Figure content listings
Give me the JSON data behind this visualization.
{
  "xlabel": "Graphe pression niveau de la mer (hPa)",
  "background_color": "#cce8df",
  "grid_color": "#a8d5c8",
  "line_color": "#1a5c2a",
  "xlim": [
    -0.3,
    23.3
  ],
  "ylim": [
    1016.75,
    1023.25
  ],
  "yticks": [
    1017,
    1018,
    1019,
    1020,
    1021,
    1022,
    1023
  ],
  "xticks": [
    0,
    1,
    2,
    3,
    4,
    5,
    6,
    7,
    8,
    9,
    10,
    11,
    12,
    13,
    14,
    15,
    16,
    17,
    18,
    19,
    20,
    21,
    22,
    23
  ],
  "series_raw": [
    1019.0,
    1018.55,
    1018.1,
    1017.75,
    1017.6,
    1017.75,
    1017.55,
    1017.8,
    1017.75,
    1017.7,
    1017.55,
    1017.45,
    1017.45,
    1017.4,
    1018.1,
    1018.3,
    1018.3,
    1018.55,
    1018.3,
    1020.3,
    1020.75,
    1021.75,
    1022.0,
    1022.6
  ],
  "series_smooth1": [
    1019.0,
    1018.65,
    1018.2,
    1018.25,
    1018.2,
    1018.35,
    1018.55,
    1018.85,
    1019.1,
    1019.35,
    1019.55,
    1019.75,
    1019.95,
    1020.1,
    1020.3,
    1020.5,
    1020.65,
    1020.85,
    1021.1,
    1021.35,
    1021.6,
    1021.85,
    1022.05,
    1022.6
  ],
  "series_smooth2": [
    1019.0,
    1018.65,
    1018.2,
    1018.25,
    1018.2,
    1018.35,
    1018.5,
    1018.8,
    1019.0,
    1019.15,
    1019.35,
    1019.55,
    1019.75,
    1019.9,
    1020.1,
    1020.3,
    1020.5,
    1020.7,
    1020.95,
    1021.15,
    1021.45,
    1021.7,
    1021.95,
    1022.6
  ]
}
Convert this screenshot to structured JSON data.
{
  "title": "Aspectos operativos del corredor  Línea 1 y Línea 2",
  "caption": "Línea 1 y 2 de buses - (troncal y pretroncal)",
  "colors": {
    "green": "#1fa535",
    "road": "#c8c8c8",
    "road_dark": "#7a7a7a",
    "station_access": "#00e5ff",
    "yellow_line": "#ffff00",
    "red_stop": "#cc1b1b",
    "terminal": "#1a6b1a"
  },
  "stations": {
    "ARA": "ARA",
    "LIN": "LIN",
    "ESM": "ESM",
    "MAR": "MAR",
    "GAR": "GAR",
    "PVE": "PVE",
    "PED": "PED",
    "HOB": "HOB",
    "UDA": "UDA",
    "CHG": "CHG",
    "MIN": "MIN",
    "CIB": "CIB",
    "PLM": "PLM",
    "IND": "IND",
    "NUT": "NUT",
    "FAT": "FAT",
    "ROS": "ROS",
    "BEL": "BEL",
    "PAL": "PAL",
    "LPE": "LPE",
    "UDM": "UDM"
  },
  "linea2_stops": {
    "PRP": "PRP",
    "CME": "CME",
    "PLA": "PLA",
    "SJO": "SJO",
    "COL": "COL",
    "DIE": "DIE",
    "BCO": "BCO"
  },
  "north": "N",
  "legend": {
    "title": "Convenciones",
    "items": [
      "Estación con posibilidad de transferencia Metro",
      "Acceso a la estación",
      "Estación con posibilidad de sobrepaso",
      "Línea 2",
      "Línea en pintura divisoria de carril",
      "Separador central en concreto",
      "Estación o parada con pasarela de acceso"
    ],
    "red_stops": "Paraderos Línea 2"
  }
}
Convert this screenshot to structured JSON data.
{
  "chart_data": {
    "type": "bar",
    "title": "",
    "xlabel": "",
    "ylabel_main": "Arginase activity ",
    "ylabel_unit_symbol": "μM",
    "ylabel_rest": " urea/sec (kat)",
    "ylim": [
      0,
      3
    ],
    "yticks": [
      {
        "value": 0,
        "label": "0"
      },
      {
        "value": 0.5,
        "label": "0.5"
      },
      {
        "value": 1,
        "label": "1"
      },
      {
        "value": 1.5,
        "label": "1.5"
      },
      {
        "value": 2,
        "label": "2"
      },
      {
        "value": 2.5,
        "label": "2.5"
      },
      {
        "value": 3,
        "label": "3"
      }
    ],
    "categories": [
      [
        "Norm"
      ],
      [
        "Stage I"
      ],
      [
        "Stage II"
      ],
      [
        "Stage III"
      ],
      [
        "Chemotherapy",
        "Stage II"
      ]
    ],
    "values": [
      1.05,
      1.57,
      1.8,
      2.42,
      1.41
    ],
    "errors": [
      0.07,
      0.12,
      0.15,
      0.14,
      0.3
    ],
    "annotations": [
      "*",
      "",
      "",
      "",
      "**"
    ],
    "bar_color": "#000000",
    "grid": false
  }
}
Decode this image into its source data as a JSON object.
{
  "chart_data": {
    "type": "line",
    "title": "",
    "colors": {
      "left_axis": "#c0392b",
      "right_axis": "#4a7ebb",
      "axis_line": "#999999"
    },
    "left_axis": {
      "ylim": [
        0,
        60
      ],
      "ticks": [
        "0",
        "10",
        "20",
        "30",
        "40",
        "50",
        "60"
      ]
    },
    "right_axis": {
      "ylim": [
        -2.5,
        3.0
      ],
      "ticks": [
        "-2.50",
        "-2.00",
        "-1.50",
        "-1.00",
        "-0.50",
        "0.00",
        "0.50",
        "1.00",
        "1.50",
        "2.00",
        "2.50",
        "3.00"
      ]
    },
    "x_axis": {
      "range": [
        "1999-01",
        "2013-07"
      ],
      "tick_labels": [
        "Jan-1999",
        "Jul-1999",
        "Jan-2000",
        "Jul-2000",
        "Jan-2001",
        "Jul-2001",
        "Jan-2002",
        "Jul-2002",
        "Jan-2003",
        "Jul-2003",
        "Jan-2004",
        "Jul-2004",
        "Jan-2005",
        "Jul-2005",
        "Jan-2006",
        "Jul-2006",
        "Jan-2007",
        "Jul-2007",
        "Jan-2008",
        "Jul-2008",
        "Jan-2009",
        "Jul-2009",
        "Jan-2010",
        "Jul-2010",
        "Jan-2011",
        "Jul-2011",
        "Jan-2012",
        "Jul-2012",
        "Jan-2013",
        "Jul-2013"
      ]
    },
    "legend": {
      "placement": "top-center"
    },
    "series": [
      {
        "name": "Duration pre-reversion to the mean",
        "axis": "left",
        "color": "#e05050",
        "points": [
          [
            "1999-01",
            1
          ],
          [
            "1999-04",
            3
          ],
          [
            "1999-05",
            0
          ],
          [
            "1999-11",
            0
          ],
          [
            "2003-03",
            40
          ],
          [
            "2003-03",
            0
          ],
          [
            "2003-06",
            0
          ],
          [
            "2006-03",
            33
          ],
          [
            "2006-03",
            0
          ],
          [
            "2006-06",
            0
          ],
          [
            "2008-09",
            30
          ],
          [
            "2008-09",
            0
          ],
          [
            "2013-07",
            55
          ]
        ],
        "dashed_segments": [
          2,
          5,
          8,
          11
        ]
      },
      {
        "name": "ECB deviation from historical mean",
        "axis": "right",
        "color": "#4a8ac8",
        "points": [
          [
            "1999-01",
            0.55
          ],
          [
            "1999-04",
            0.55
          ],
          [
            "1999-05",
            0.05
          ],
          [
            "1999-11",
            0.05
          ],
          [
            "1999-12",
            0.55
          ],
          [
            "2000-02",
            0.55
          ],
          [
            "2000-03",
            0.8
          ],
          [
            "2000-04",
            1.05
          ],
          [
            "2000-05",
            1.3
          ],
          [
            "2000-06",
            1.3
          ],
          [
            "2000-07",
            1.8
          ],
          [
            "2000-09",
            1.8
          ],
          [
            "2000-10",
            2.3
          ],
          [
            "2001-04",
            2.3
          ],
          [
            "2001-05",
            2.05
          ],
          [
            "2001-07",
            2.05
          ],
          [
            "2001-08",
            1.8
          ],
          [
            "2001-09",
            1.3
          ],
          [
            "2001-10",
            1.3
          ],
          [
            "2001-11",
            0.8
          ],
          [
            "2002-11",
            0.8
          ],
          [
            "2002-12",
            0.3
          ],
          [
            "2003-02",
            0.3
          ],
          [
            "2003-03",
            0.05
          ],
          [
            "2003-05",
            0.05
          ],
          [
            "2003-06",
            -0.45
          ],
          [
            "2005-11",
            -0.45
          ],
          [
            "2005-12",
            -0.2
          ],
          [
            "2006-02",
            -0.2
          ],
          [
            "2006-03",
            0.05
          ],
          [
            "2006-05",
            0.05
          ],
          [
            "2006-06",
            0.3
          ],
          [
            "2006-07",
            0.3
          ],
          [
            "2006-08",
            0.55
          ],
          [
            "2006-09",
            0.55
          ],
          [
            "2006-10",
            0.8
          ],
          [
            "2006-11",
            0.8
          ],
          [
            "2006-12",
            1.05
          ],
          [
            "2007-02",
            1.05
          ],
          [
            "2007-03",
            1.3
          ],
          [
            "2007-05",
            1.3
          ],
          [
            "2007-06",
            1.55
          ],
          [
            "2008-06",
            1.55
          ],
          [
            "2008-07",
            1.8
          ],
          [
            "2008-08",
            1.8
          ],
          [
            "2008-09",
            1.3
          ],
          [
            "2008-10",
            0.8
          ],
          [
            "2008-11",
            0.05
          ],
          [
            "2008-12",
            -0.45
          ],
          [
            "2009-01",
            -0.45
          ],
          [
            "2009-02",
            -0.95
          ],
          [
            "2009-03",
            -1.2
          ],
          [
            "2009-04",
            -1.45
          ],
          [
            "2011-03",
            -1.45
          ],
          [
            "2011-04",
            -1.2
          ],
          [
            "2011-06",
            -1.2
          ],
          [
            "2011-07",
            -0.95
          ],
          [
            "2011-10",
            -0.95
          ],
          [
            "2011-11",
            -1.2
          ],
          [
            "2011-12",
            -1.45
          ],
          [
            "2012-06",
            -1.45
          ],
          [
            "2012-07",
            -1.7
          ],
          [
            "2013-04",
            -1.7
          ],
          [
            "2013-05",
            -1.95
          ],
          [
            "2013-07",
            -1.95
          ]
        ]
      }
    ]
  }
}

Description of the task: Show the lines of the records that include the string "Línea".

Answer:
  "title": "Aspectos operativos del corredor  Línea 1 y Línea 2",
  "caption": "Línea 1 y 2 de buses - (troncal y pretroncal)",
      "Línea 2",
      "Línea en pintura divisoria de carril",
    "red_stops": "Paraderos Línea 2"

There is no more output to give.